# Written task:
Pick out each line of the records in which the word "Phosphorus" appears.

# Records provided:
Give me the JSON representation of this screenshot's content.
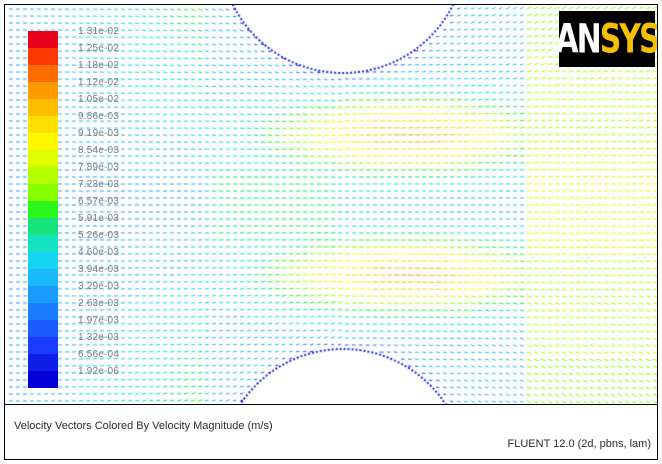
{
  "logo": {
    "text": "ANSYS",
    "text_prefix": "AN",
    "text_suffix": "SYS"
  },
  "colorbar": {
    "labels": [
      "1.31e-02",
      "1.25e-02",
      "1.18e-02",
      "1.12e-02",
      "1.05e-02",
      "9.86e-03",
      "9.19e-03",
      "8.54e-03",
      "7.89e-03",
      "7.23e-03",
      "6.57e-03",
      "5.91e-03",
      "5.26e-03",
      "4.60e-03",
      "3.94e-03",
      "3.29e-03",
      "2.63e-03",
      "1.97e-03",
      "1.32e-03",
      "6.56e-04",
      "1.92e-06"
    ],
    "colors": [
      "#e8001a",
      "#ff3a00",
      "#ff6d00",
      "#ff9a00",
      "#ffbe00",
      "#ffe000",
      "#fff700",
      "#e2ff00",
      "#b4ff00",
      "#86ff00",
      "#2cf71c",
      "#16e37a",
      "#13e3c4",
      "#16d5f2",
      "#1bb9ff",
      "#1a9bff",
      "#1a7cff",
      "#1a5cff",
      "#1a3cff",
      "#0f1ee4",
      "#0000d6"
    ]
  },
  "caption": {
    "title": "Velocity Vectors Colored By Velocity Magnitude (m/s)",
    "solver": "FLUENT 12.0 (2d, pbns, lam)"
  },
  "colors": {
    "obstacle": "#ffffff",
    "frame": "#000000"
  }
}
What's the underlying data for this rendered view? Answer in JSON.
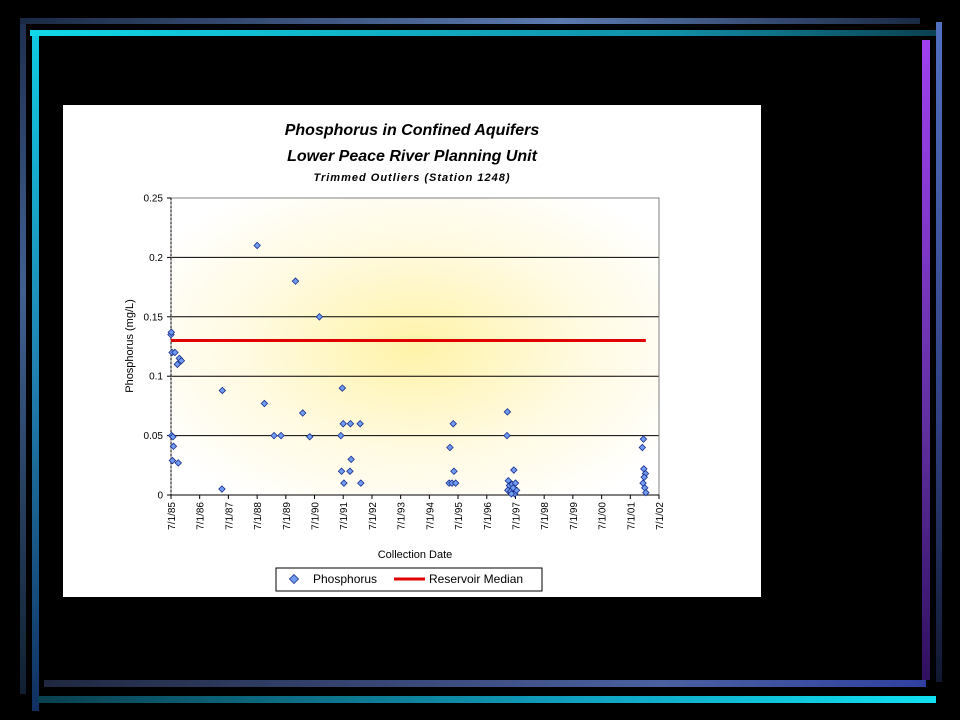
{
  "chart_data": {
    "type": "scatter",
    "title": "Phosphorus in Confined Aquifers",
    "subtitle": "Lower Peace River Planning Unit",
    "subtitle2": "Trimmed Outliers (Station 1248)",
    "xlabel": "Collection Date",
    "ylabel": "Phosphorus (mg/L)",
    "ylim": [
      0,
      0.25
    ],
    "yticks": [
      "0",
      "0.05",
      "0.1",
      "0.15",
      "0.2",
      "0.25"
    ],
    "xticks": [
      "7/1/85",
      "7/1/86",
      "7/1/87",
      "7/1/88",
      "7/1/89",
      "7/1/90",
      "7/1/91",
      "7/1/92",
      "7/1/93",
      "7/1/94",
      "7/1/95",
      "7/1/96",
      "7/1/97",
      "7/1/98",
      "7/1/99",
      "7/1/00",
      "7/1/01",
      "7/1/02"
    ],
    "grid": "horizontal",
    "legend_position": "bottom",
    "legend": [
      "Phosphorus",
      "Reservoir Median"
    ],
    "colors": {
      "points": "#6f9cf0",
      "points_edge": "#1c2e8c",
      "median": "#e00000"
    },
    "series": [
      {
        "name": "Phosphorus",
        "points": [
          [
            "7/1/85",
            0.135
          ],
          [
            "7/5/85",
            0.137
          ],
          [
            "7/15/85",
            0.12
          ],
          [
            "8/20/85",
            0.12
          ],
          [
            "9/20/85",
            0.11
          ],
          [
            "10/15/85",
            0.115
          ],
          [
            "11/10/85",
            0.113
          ],
          [
            "7/10/85",
            0.05
          ],
          [
            "7/25/85",
            0.049
          ],
          [
            "8/1/85",
            0.041
          ],
          [
            "7/20/85",
            0.029
          ],
          [
            "10/1/85",
            0.027
          ],
          [
            "4/15/87",
            0.088
          ],
          [
            "4/10/87",
            0.005
          ],
          [
            "7/1/88",
            0.21
          ],
          [
            "10/1/88",
            0.077
          ],
          [
            "2/1/89",
            0.05
          ],
          [
            "5/1/89",
            0.05
          ],
          [
            "11/1/89",
            0.18
          ],
          [
            "2/1/90",
            0.069
          ],
          [
            "5/1/90",
            0.049
          ],
          [
            "9/1/90",
            0.15
          ],
          [
            "6/20/91",
            0.09
          ],
          [
            "7/1/91",
            0.06
          ],
          [
            "6/1/91",
            0.05
          ],
          [
            "6/10/91",
            0.02
          ],
          [
            "7/10/91",
            0.01
          ],
          [
            "10/1/91",
            0.06
          ],
          [
            "10/10/91",
            0.03
          ],
          [
            "9/25/91",
            0.02
          ],
          [
            "2/1/92",
            0.06
          ],
          [
            "2/10/92",
            0.01
          ],
          [
            "3/20/95",
            0.04
          ],
          [
            "3/10/95",
            0.01
          ],
          [
            "4/15/95",
            0.01
          ],
          [
            "5/1/95",
            0.06
          ],
          [
            "5/10/95",
            0.02
          ],
          [
            "6/1/95",
            0.01
          ],
          [
            "3/20/97",
            0.07
          ],
          [
            "3/15/97",
            0.05
          ],
          [
            "4/1/97",
            0.012
          ],
          [
            "4/15/97",
            0.008
          ],
          [
            "3/25/97",
            0.004
          ],
          [
            "5/1/97",
            0.003
          ],
          [
            "5/20/97",
            0.009
          ],
          [
            "6/10/97",
            0.021
          ],
          [
            "6/20/97",
            0.001
          ],
          [
            "7/1/97",
            0.01
          ],
          [
            "7/15/97",
            0.004
          ],
          [
            "5/10/97",
            0.001
          ],
          [
            "6/1/97",
            0.006
          ],
          [
            "12/15/01",
            0.047
          ],
          [
            "12/1/01",
            0.04
          ],
          [
            "12/20/01",
            0.022
          ],
          [
            "1/10/02",
            0.018
          ],
          [
            "12/10/01",
            0.01
          ],
          [
            "1/1/02",
            0.006
          ],
          [
            "1/15/02",
            0.002
          ],
          [
            "12/25/01",
            0.015
          ]
        ]
      },
      {
        "name": "Reservoir Median",
        "x": [
          "7/1/85",
          "1/15/02"
        ],
        "y": [
          0.13,
          0.13
        ]
      }
    ]
  }
}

# Correct output:
    "title": "Phosphorus in Confined Aquifers",
    "ylabel": "Phosphorus (mg/L)",
      "Phosphorus",
        "name": "Phosphorus",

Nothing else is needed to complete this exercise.